▶ _Problem to work on_: Tally the lines of the data that include the word "stáž" and state the total, nothing else.
-----
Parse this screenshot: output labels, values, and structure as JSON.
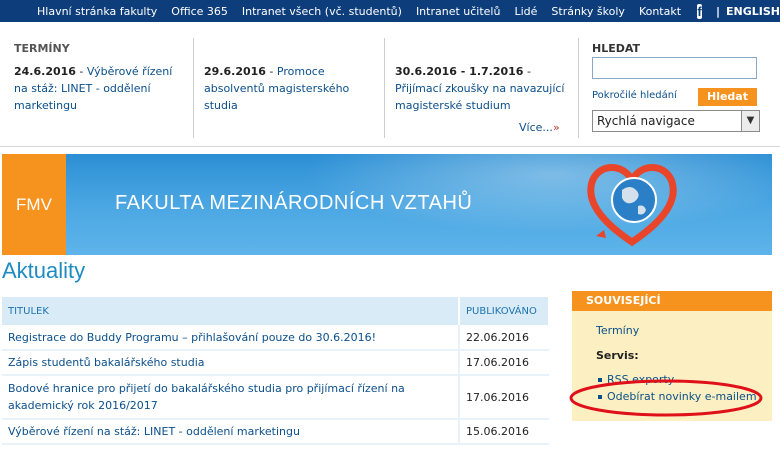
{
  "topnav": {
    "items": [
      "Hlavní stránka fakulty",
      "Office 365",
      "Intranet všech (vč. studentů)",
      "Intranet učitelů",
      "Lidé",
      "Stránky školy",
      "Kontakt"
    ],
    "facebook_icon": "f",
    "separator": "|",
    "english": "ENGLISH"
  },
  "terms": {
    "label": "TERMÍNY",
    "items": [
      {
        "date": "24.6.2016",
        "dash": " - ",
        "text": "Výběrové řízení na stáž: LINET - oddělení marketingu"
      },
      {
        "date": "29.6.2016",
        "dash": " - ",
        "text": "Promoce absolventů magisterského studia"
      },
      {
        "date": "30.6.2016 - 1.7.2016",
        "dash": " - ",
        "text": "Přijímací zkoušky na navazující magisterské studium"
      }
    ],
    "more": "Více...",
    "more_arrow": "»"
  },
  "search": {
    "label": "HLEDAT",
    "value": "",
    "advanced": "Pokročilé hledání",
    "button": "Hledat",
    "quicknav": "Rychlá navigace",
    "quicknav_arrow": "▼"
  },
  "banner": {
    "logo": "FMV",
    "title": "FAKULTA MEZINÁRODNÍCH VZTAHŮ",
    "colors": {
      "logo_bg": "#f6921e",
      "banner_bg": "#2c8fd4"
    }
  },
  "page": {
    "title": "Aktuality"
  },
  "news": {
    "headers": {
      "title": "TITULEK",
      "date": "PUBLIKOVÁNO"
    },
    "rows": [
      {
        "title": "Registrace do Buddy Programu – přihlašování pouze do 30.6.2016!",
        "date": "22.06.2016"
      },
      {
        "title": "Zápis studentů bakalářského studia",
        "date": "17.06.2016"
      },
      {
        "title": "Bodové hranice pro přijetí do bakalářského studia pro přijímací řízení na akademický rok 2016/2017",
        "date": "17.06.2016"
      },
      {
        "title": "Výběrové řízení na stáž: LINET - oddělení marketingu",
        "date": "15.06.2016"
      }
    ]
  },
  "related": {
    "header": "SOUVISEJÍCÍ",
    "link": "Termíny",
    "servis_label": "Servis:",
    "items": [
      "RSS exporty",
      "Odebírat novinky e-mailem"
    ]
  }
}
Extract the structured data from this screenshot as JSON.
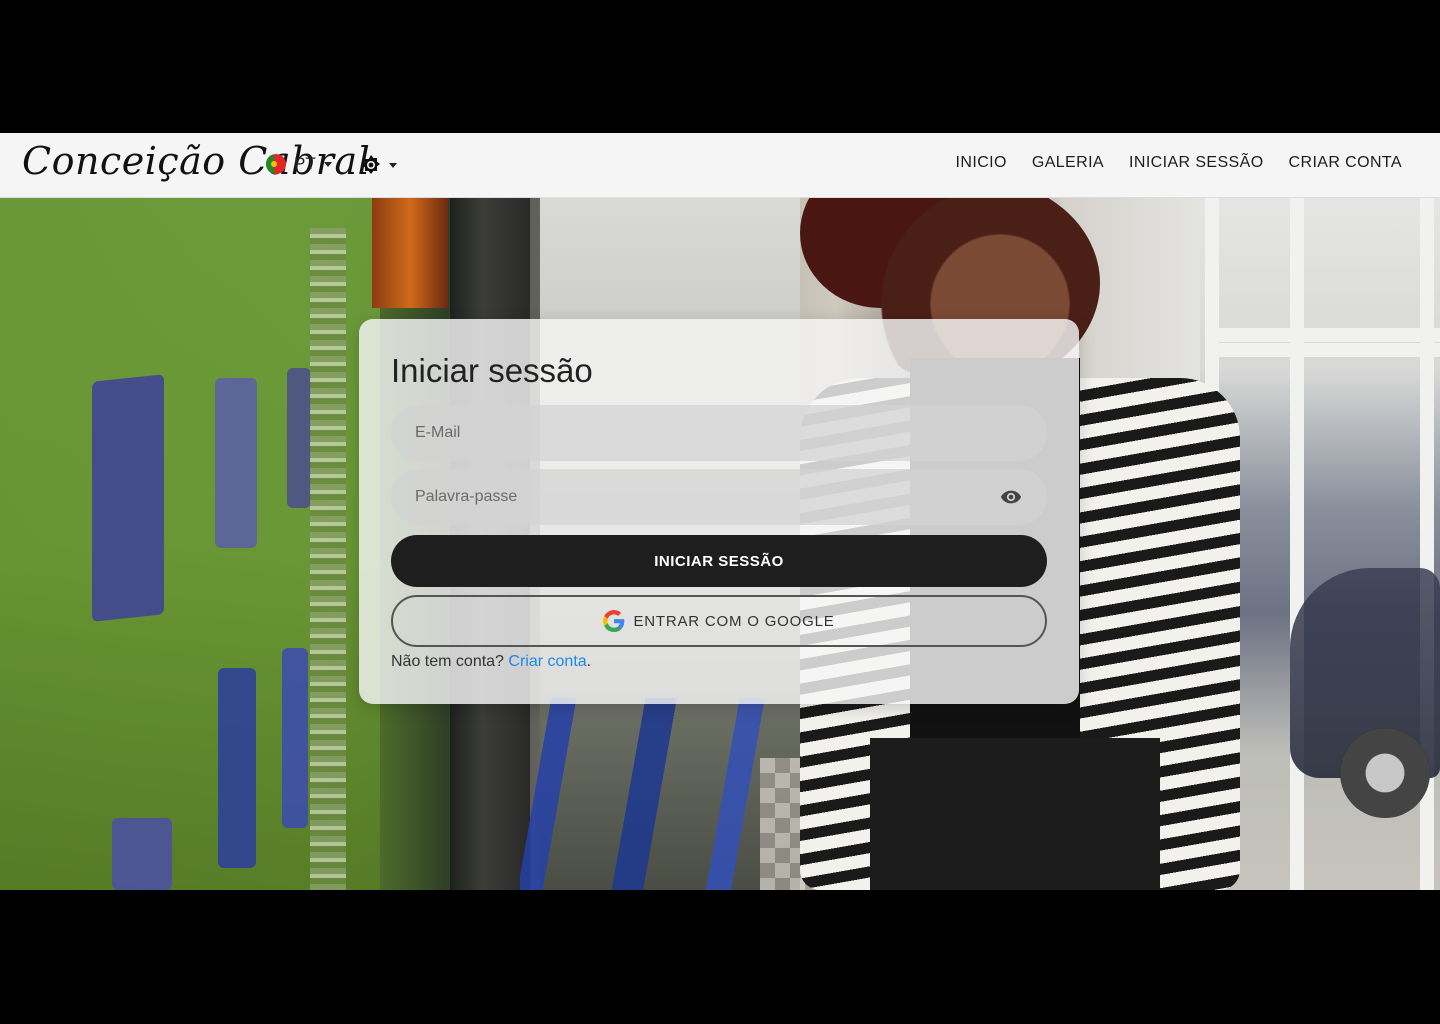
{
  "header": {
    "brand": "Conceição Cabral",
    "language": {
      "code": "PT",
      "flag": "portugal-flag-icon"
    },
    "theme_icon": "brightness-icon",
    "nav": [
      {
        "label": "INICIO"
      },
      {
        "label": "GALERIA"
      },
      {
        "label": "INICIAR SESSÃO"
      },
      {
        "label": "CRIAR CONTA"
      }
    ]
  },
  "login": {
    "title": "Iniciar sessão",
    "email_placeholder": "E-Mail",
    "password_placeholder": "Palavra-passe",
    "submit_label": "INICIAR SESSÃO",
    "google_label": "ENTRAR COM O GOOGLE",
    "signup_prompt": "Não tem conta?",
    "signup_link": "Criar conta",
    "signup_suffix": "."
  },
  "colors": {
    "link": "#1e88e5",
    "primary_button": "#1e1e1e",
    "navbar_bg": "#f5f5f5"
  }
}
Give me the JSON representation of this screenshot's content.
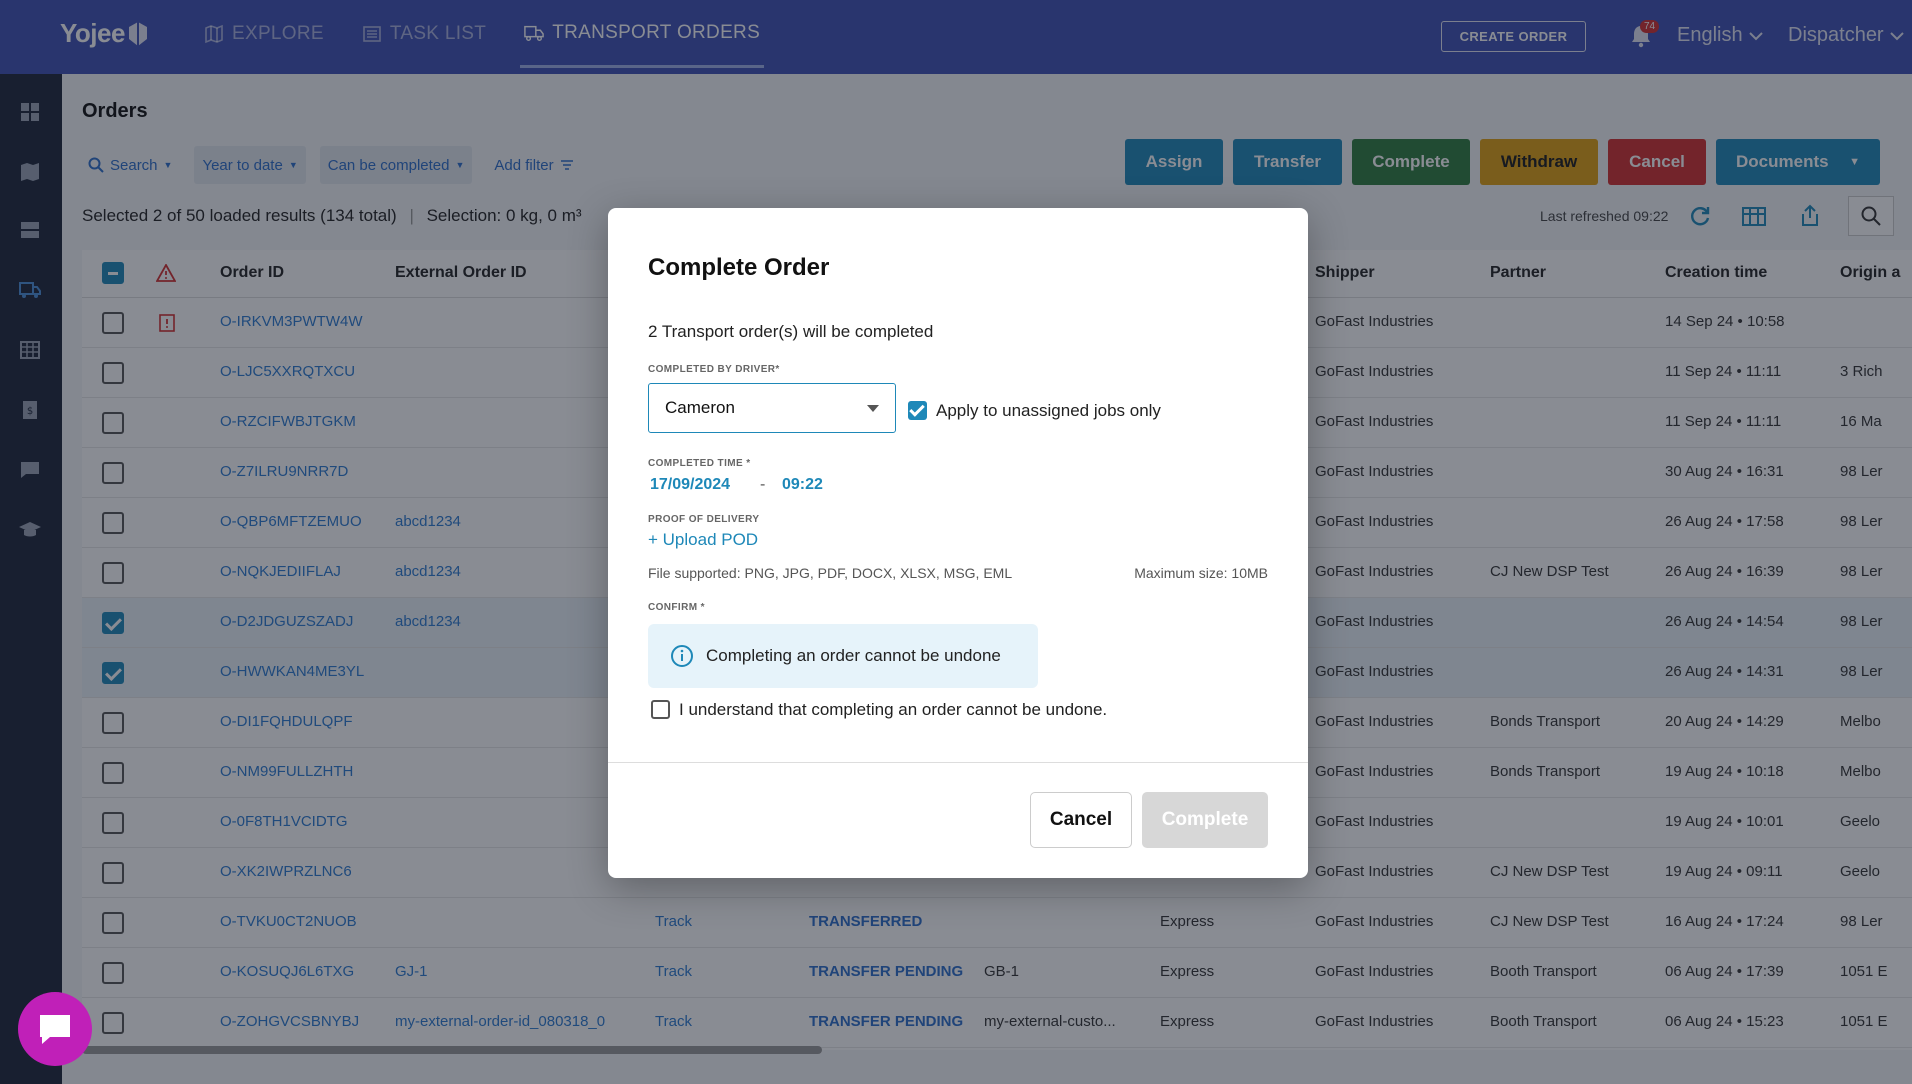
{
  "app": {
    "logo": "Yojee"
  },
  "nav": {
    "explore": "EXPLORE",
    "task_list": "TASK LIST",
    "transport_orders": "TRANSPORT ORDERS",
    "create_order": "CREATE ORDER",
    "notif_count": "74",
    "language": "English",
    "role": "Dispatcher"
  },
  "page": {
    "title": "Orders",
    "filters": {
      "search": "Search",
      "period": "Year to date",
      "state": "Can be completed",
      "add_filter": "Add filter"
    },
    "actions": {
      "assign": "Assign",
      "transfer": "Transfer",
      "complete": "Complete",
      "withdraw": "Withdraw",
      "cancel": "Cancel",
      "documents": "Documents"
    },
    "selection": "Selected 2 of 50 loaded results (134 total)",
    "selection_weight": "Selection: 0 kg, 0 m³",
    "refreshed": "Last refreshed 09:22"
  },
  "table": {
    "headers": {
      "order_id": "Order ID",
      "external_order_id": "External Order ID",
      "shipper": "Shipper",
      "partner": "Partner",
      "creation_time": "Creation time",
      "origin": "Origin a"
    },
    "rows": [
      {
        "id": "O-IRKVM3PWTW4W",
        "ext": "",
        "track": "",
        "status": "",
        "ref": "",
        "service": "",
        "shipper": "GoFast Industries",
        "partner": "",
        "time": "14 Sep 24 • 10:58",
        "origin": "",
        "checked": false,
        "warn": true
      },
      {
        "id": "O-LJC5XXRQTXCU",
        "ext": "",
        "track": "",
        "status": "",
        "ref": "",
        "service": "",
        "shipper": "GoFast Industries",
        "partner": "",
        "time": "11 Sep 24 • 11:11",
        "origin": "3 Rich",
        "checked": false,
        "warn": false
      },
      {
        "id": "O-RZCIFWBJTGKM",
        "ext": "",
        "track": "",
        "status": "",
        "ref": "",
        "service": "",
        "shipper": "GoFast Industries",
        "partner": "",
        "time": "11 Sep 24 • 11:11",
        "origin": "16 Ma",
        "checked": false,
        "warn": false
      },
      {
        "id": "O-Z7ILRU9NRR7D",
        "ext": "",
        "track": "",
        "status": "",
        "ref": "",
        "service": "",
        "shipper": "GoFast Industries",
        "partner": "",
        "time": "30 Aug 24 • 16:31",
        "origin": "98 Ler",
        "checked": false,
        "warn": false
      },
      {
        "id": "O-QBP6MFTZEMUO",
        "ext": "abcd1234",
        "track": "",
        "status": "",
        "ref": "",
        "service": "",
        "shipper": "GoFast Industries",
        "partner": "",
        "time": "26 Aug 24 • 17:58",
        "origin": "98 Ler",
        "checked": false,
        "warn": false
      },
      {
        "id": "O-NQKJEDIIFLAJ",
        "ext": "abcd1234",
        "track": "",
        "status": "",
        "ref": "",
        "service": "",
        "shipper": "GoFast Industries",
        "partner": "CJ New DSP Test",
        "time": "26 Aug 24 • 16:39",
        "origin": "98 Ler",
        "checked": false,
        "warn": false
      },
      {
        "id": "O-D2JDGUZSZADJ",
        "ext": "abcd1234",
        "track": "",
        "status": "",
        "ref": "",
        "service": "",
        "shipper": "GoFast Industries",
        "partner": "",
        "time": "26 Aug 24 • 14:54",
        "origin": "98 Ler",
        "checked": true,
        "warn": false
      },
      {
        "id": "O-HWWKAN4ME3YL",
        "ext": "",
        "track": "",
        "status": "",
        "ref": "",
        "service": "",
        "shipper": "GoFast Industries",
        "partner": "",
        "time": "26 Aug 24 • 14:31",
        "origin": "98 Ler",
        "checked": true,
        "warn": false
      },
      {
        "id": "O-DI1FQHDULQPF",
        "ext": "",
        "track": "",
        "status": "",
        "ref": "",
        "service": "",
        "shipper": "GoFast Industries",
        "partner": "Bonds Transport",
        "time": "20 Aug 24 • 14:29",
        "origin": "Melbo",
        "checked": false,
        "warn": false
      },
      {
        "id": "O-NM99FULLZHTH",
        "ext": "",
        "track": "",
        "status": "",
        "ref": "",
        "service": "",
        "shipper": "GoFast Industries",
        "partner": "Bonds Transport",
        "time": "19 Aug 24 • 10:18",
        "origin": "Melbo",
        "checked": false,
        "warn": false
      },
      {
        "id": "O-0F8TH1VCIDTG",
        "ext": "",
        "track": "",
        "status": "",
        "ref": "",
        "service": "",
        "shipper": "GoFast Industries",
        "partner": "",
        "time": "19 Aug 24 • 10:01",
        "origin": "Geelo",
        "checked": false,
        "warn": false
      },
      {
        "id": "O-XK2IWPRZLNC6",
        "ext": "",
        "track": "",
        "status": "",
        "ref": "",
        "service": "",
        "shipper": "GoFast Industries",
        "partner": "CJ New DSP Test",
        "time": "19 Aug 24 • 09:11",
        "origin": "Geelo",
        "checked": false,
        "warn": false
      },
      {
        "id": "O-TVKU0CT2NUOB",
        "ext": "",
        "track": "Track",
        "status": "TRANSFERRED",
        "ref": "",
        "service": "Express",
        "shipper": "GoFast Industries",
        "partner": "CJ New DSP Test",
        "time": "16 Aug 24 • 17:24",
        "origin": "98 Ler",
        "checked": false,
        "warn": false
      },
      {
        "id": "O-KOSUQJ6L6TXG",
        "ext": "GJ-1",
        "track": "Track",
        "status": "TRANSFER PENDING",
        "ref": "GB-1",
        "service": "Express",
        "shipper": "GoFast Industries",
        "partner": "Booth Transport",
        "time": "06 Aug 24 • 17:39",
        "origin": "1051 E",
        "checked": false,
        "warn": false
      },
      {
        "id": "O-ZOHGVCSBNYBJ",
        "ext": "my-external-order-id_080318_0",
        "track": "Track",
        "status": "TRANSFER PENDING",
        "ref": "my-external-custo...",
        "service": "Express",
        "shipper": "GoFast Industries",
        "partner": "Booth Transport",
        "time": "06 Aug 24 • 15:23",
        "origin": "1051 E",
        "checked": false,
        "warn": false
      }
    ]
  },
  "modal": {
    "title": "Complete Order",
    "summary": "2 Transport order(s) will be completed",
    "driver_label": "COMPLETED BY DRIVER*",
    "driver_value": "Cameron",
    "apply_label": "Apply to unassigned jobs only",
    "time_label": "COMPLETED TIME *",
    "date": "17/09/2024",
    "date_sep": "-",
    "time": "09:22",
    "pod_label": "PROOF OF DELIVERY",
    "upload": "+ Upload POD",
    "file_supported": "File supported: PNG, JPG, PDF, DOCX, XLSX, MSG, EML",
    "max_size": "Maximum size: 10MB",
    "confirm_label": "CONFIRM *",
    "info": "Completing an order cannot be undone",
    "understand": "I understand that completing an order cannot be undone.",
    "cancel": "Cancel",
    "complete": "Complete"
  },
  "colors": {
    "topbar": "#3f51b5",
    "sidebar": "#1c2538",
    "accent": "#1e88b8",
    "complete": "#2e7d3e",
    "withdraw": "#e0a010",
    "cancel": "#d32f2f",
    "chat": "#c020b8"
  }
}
-----
▶ _The result_: 2